**Source material:**
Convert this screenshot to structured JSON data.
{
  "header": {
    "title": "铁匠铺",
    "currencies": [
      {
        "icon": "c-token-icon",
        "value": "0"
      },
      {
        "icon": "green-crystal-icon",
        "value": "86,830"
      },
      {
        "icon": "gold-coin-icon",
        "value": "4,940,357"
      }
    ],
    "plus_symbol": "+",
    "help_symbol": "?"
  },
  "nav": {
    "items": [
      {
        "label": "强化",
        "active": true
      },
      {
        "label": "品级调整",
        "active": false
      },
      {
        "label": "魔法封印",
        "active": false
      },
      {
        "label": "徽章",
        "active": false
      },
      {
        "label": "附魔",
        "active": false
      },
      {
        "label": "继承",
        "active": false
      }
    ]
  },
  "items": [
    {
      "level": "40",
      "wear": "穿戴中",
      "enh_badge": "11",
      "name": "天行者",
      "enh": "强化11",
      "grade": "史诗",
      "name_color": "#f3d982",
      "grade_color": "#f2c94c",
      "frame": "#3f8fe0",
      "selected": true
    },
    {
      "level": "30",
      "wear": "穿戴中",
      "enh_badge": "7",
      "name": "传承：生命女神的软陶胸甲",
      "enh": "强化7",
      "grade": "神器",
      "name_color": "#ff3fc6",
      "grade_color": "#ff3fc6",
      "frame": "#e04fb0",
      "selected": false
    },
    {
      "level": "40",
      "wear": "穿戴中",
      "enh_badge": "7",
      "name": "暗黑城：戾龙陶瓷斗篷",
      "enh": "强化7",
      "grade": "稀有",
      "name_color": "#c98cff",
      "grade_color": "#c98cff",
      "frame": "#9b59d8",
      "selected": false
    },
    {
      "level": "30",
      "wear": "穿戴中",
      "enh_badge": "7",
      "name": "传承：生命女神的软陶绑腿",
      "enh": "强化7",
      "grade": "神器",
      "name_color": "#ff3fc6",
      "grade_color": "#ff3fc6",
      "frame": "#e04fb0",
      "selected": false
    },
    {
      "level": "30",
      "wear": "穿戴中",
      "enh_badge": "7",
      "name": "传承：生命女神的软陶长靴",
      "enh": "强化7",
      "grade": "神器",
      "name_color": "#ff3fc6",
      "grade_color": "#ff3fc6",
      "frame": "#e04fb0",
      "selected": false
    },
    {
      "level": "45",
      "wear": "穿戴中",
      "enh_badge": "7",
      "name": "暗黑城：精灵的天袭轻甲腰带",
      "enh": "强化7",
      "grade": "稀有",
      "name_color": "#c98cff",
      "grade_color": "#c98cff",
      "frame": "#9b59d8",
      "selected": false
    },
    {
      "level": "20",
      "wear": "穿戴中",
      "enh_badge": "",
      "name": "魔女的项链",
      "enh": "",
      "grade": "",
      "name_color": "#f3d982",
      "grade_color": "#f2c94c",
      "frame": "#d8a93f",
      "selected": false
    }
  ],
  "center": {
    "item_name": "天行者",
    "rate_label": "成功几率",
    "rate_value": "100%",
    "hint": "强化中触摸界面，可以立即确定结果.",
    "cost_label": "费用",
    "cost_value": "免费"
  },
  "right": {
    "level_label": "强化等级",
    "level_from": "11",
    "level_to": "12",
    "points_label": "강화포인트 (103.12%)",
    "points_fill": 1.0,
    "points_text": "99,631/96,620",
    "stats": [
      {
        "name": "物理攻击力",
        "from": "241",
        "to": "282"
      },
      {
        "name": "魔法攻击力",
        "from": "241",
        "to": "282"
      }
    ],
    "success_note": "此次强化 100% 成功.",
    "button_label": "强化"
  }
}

**Instruction:** Print the material once more, exactly.

**Exercise result:**
Convert this screenshot to structured JSON data.
{
  "header": {
    "title": "铁匠铺",
    "currencies": [
      {
        "icon": "c-token-icon",
        "value": "0"
      },
      {
        "icon": "green-crystal-icon",
        "value": "86,830"
      },
      {
        "icon": "gold-coin-icon",
        "value": "4,940,357"
      }
    ],
    "plus_symbol": "+",
    "help_symbol": "?"
  },
  "nav": {
    "items": [
      {
        "label": "强化",
        "active": true
      },
      {
        "label": "品级调整",
        "active": false
      },
      {
        "label": "魔法封印",
        "active": false
      },
      {
        "label": "徽章",
        "active": false
      },
      {
        "label": "附魔",
        "active": false
      },
      {
        "label": "继承",
        "active": false
      }
    ]
  },
  "items": [
    {
      "level": "40",
      "wear": "穿戴中",
      "enh_badge": "11",
      "name": "天行者",
      "enh": "强化11",
      "grade": "史诗",
      "name_color": "#f3d982",
      "grade_color": "#f2c94c",
      "frame": "#3f8fe0",
      "selected": true
    },
    {
      "level": "30",
      "wear": "穿戴中",
      "enh_badge": "7",
      "name": "传承：生命女神的软陶胸甲",
      "enh": "强化7",
      "grade": "神器",
      "name_color": "#ff3fc6",
      "grade_color": "#ff3fc6",
      "frame": "#e04fb0",
      "selected": false
    },
    {
      "level": "40",
      "wear": "穿戴中",
      "enh_badge": "7",
      "name": "暗黑城：戾龙陶瓷斗篷",
      "enh": "强化7",
      "grade": "稀有",
      "name_color": "#c98cff",
      "grade_color": "#c98cff",
      "frame": "#9b59d8",
      "selected": false
    },
    {
      "level": "30",
      "wear": "穿戴中",
      "enh_badge": "7",
      "name": "传承：生命女神的软陶绑腿",
      "enh": "强化7",
      "grade": "神器",
      "name_color": "#ff3fc6",
      "grade_color": "#ff3fc6",
      "frame": "#e04fb0",
      "selected": false
    },
    {
      "level": "30",
      "wear": "穿戴中",
      "enh_badge": "7",
      "name": "传承：生命女神的软陶长靴",
      "enh": "强化7",
      "grade": "神器",
      "name_color": "#ff3fc6",
      "grade_color": "#ff3fc6",
      "frame": "#e04fb0",
      "selected": false
    },
    {
      "level": "45",
      "wear": "穿戴中",
      "enh_badge": "7",
      "name": "暗黑城：精灵的天袭轻甲腰带",
      "enh": "强化7",
      "grade": "稀有",
      "name_color": "#c98cff",
      "grade_color": "#c98cff",
      "frame": "#9b59d8",
      "selected": false
    },
    {
      "level": "20",
      "wear": "穿戴中",
      "enh_badge": "",
      "name": "魔女的项链",
      "enh": "",
      "grade": "",
      "name_color": "#f3d982",
      "grade_color": "#f2c94c",
      "frame": "#d8a93f",
      "selected": false
    }
  ],
  "center": {
    "item_name": "天行者",
    "rate_label": "成功几率",
    "rate_value": "100%",
    "hint": "强化中触摸界面，可以立即确定结果.",
    "cost_label": "费用",
    "cost_value": "免费"
  },
  "right": {
    "level_label": "强化等级",
    "level_from": "11",
    "level_to": "12",
    "points_label": "강화포인트 (103.12%)",
    "points_fill": 1.0,
    "points_text": "99,631/96,620",
    "stats": [
      {
        "name": "物理攻击力",
        "from": "241",
        "to": "282"
      },
      {
        "name": "魔法攻击力",
        "from": "241",
        "to": "282"
      }
    ],
    "success_note": "此次强化 100% 成功.",
    "button_label": "强化"
  }
}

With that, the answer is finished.